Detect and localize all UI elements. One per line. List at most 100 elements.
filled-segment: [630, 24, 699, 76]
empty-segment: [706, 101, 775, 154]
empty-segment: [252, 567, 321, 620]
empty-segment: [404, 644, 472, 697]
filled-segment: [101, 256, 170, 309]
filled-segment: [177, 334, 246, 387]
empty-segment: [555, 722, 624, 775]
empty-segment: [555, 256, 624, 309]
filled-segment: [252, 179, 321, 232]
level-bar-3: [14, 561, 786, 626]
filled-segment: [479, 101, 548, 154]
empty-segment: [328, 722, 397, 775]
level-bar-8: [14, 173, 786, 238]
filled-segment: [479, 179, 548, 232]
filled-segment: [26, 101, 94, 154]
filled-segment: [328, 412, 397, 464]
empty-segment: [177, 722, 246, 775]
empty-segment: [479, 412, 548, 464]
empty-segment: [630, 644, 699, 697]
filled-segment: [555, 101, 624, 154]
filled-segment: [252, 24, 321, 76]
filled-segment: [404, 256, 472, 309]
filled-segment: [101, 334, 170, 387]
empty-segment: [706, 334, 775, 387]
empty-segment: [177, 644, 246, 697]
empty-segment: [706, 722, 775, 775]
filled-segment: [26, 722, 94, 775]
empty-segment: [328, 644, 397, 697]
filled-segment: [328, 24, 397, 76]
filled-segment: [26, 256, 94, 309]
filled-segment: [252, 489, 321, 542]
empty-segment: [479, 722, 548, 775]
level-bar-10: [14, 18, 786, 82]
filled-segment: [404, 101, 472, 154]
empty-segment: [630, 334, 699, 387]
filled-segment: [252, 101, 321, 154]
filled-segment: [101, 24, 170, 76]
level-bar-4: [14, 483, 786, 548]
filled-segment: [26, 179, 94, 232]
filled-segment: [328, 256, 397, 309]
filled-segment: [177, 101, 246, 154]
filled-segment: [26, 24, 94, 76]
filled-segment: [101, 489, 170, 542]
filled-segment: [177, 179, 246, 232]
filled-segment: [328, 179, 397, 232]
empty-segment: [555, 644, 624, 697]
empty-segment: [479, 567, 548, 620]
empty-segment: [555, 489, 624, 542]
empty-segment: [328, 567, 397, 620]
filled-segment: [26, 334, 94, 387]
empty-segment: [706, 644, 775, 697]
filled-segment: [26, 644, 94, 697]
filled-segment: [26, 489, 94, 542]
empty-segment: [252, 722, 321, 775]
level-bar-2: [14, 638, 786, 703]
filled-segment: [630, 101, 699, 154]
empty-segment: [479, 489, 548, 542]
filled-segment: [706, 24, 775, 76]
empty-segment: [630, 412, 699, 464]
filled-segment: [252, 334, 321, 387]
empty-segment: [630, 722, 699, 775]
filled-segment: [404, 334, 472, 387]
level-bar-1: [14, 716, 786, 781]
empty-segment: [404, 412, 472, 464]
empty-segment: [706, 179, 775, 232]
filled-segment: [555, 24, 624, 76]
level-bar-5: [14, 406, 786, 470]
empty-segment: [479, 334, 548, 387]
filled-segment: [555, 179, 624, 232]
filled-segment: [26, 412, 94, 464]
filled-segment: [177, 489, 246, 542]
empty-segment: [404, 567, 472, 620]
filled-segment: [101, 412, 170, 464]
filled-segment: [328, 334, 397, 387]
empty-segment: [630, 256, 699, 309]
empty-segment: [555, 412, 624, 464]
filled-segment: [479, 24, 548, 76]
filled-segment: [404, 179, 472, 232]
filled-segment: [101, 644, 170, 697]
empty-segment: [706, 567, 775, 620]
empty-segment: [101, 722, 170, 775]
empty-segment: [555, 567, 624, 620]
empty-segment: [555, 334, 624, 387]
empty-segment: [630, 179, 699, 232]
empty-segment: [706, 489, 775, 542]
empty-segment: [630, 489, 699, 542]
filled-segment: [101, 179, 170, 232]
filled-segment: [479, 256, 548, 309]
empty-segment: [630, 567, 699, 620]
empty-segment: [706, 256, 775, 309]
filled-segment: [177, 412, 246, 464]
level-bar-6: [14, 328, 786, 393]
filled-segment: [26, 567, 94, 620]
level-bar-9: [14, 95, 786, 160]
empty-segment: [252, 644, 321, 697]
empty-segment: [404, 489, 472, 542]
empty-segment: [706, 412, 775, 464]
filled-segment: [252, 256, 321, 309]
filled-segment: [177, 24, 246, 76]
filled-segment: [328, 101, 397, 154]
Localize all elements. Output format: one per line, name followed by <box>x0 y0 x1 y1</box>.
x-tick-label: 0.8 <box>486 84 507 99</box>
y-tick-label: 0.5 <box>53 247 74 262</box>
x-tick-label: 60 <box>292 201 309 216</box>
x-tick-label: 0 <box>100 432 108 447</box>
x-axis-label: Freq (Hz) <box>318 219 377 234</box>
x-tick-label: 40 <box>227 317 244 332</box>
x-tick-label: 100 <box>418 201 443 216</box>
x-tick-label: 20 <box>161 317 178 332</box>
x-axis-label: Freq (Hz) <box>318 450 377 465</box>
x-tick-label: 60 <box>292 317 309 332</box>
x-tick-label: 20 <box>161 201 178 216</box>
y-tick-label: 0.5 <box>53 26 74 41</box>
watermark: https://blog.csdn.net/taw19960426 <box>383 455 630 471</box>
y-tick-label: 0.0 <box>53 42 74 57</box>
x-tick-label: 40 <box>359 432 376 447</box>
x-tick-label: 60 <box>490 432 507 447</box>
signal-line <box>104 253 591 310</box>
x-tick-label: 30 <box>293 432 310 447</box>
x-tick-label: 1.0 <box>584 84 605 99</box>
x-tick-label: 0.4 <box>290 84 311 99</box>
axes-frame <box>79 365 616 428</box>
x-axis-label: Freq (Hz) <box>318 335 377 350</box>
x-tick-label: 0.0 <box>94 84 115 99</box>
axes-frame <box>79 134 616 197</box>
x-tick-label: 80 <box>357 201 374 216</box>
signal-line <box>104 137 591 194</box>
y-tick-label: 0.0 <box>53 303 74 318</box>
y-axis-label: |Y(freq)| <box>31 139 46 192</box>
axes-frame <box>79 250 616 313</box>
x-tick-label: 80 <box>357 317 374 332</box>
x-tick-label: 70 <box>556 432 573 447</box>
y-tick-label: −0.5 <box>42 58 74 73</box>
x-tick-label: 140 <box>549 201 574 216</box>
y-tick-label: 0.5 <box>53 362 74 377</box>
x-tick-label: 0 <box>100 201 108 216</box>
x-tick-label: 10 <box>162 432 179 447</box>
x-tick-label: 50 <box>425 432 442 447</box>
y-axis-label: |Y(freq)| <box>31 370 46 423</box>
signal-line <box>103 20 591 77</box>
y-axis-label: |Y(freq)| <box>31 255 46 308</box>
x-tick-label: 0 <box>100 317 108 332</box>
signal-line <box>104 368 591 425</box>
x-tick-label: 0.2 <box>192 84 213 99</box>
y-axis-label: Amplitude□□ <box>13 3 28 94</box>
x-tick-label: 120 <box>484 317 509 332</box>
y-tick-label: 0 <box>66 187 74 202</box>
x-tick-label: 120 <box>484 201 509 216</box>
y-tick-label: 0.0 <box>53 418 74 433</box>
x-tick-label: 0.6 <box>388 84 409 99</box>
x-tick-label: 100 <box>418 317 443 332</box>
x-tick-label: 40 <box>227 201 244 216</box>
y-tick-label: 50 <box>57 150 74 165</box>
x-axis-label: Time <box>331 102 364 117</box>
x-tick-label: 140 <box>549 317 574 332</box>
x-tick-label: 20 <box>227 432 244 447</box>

***

Copy out every line of the records above without changing a single character.

Detect and localize all UI elements. One per line. List at most 100 elements.
filled-segment: [630, 24, 699, 76]
empty-segment: [706, 101, 775, 154]
empty-segment: [252, 567, 321, 620]
empty-segment: [404, 644, 472, 697]
filled-segment: [101, 256, 170, 309]
filled-segment: [177, 334, 246, 387]
empty-segment: [555, 722, 624, 775]
empty-segment: [555, 256, 624, 309]
filled-segment: [252, 179, 321, 232]
level-bar-3: [14, 561, 786, 626]
filled-segment: [479, 101, 548, 154]
empty-segment: [328, 722, 397, 775]
level-bar-8: [14, 173, 786, 238]
filled-segment: [479, 179, 548, 232]
filled-segment: [26, 101, 94, 154]
filled-segment: [328, 412, 397, 464]
empty-segment: [177, 722, 246, 775]
empty-segment: [479, 412, 548, 464]
empty-segment: [630, 644, 699, 697]
filled-segment: [555, 101, 624, 154]
filled-segment: [252, 24, 321, 76]
filled-segment: [404, 256, 472, 309]
filled-segment: [101, 334, 170, 387]
empty-segment: [706, 334, 775, 387]
empty-segment: [177, 644, 246, 697]
empty-segment: [706, 722, 775, 775]
filled-segment: [26, 722, 94, 775]
empty-segment: [328, 644, 397, 697]
filled-segment: [328, 24, 397, 76]
filled-segment: [26, 256, 94, 309]
filled-segment: [252, 489, 321, 542]
empty-segment: [479, 722, 548, 775]
level-bar-10: [14, 18, 786, 82]
filled-segment: [404, 101, 472, 154]
empty-segment: [630, 334, 699, 387]
filled-segment: [252, 101, 321, 154]
filled-segment: [101, 24, 170, 76]
level-bar-4: [14, 483, 786, 548]
filled-segment: [26, 179, 94, 232]
filled-segment: [328, 256, 397, 309]
filled-segment: [177, 101, 246, 154]
filled-segment: [26, 24, 94, 76]
filled-segment: [101, 489, 170, 542]
filled-segment: [177, 179, 246, 232]
filled-segment: [328, 179, 397, 232]
empty-segment: [555, 644, 624, 697]
empty-segment: [479, 567, 548, 620]
empty-segment: [555, 489, 624, 542]
empty-segment: [328, 567, 397, 620]
filled-segment: [26, 334, 94, 387]
empty-segment: [706, 644, 775, 697]
filled-segment: [26, 644, 94, 697]
filled-segment: [26, 489, 94, 542]
empty-segment: [252, 722, 321, 775]
level-bar-2: [14, 638, 786, 703]
filled-segment: [630, 101, 699, 154]
empty-segment: [479, 489, 548, 542]
filled-segment: [706, 24, 775, 76]
empty-segment: [630, 412, 699, 464]
filled-segment: [252, 334, 321, 387]
empty-segment: [630, 722, 699, 775]
filled-segment: [404, 334, 472, 387]
level-bar-1: [14, 716, 786, 781]
empty-segment: [404, 412, 472, 464]
empty-segment: [706, 179, 775, 232]
filled-segment: [555, 24, 624, 76]
level-bar-5: [14, 406, 786, 470]
empty-segment: [479, 334, 548, 387]
filled-segment: [555, 179, 624, 232]
filled-segment: [26, 412, 94, 464]
filled-segment: [177, 489, 246, 542]
empty-segment: [404, 567, 472, 620]
filled-segment: [101, 412, 170, 464]
filled-segment: [328, 334, 397, 387]
empty-segment: [630, 256, 699, 309]
empty-segment: [555, 412, 624, 464]
filled-segment: [479, 24, 548, 76]
filled-segment: [404, 179, 472, 232]
filled-segment: [101, 644, 170, 697]
empty-segment: [706, 567, 775, 620]
empty-segment: [101, 722, 170, 775]
empty-segment: [555, 567, 624, 620]
empty-segment: [555, 334, 624, 387]
empty-segment: [630, 179, 699, 232]
empty-segment: [706, 489, 775, 542]
empty-segment: [630, 489, 699, 542]
filled-segment: [101, 179, 170, 232]
filled-segment: [479, 256, 548, 309]
empty-segment: [630, 567, 699, 620]
empty-segment: [706, 256, 775, 309]
filled-segment: [177, 412, 246, 464]
level-bar-6: [14, 328, 786, 393]
filled-segment: [26, 567, 94, 620]
level-bar-9: [14, 95, 786, 160]
empty-segment: [252, 644, 321, 697]
empty-segment: [404, 489, 472, 542]
empty-segment: [706, 412, 775, 464]
filled-segment: [252, 256, 321, 309]
filled-segment: [177, 24, 246, 76]
filled-segment: [328, 101, 397, 154]
Localize all elements. Output format: one per line, name followed by <box>x0 y0 x1 y1</box>.
x-tick-label: 0.8 <box>486 84 507 99</box>
y-tick-label: 0.5 <box>53 247 74 262</box>
x-tick-label: 60 <box>292 201 309 216</box>
x-tick-label: 0 <box>100 432 108 447</box>
x-axis-label: Freq (Hz) <box>318 219 377 234</box>
x-tick-label: 40 <box>227 317 244 332</box>
x-tick-label: 100 <box>418 201 443 216</box>
x-tick-label: 20 <box>161 317 178 332</box>
x-axis-label: Freq (Hz) <box>318 450 377 465</box>
x-tick-label: 60 <box>292 317 309 332</box>
x-tick-label: 20 <box>161 201 178 216</box>
y-tick-label: 0.5 <box>53 26 74 41</box>
watermark: https://blog.csdn.net/taw19960426 <box>383 455 630 471</box>
y-tick-label: 0.0 <box>53 42 74 57</box>
x-tick-label: 40 <box>359 432 376 447</box>
x-tick-label: 60 <box>490 432 507 447</box>
signal-line <box>104 253 591 310</box>
x-tick-label: 30 <box>293 432 310 447</box>
x-tick-label: 1.0 <box>584 84 605 99</box>
x-tick-label: 0.4 <box>290 84 311 99</box>
axes-frame <box>79 365 616 428</box>
x-axis-label: Freq (Hz) <box>318 335 377 350</box>
x-tick-label: 0.0 <box>94 84 115 99</box>
axes-frame <box>79 134 616 197</box>
x-tick-label: 80 <box>357 201 374 216</box>
signal-line <box>104 137 591 194</box>
y-tick-label: 0.0 <box>53 303 74 318</box>
y-axis-label: |Y(freq)| <box>31 139 46 192</box>
axes-frame <box>79 250 616 313</box>
x-tick-label: 80 <box>357 317 374 332</box>
x-tick-label: 70 <box>556 432 573 447</box>
y-tick-label: −0.5 <box>42 58 74 73</box>
x-tick-label: 140 <box>549 201 574 216</box>
y-tick-label: 0.5 <box>53 362 74 377</box>
x-tick-label: 0 <box>100 201 108 216</box>
x-tick-label: 10 <box>162 432 179 447</box>
x-tick-label: 50 <box>425 432 442 447</box>
y-axis-label: |Y(freq)| <box>31 370 46 423</box>
signal-line <box>103 20 591 77</box>
y-axis-label: |Y(freq)| <box>31 255 46 308</box>
x-tick-label: 0 <box>100 317 108 332</box>
signal-line <box>104 368 591 425</box>
x-tick-label: 0.2 <box>192 84 213 99</box>
y-axis-label: Amplitude□□ <box>13 3 28 94</box>
x-tick-label: 120 <box>484 317 509 332</box>
y-tick-label: 0 <box>66 187 74 202</box>
x-tick-label: 120 <box>484 201 509 216</box>
y-tick-label: 0.0 <box>53 418 74 433</box>
x-tick-label: 0.6 <box>388 84 409 99</box>
x-tick-label: 100 <box>418 317 443 332</box>
x-tick-label: 40 <box>227 201 244 216</box>
y-tick-label: 50 <box>57 150 74 165</box>
x-axis-label: Time <box>331 102 364 117</box>
x-tick-label: 140 <box>549 317 574 332</box>
x-tick-label: 20 <box>227 432 244 447</box>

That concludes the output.